* EXERCISE REQUIREMENTS:
Write the data below out exactly as it stands. Do not include the pictures.

— begin —

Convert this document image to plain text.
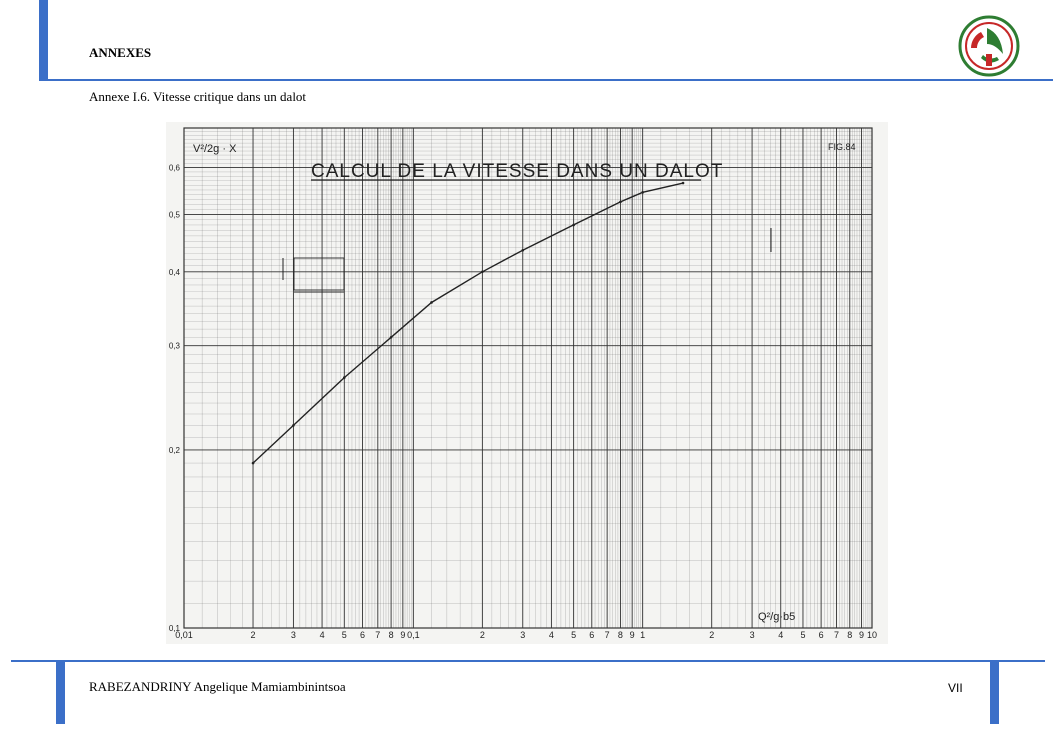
ANNEXES
Annexe I.6. Vitesse critique dans un dalot
V²/2g · X
CALCUL DE LA VITESSE DANS UN DALOT
FIG.84
Q²/g·b5
0,01	2	3	4 5 6 7 8 9 0,1	2	3	4 5 6 7 8 9 1	2	3	4 5 6 7 8 9 10
0,1
0,2
0,3
0,4
0,5
0,6
RABEZANDRINY Angelique Mamiambinintsoa	VII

— end —

* WORKED SOLUTION:
Convert this document image to plain text.
ANNEXES
Annexe I.6. Vitesse critique dans un dalot
V²/2g · X
CALCUL DE LA VITESSE DANS UN DALOT
FIG.84
Q²/g·b5
0,01	2	3	4 5 6 7 8 9 0,1	2	3	4 5 6 7 8 9 1	2	3	4 5 6 7 8 9 10
0,1
0,2
0,3
0,4
0,5
0,6
RABEZANDRINY Angelique Mamiambinintsoa	VII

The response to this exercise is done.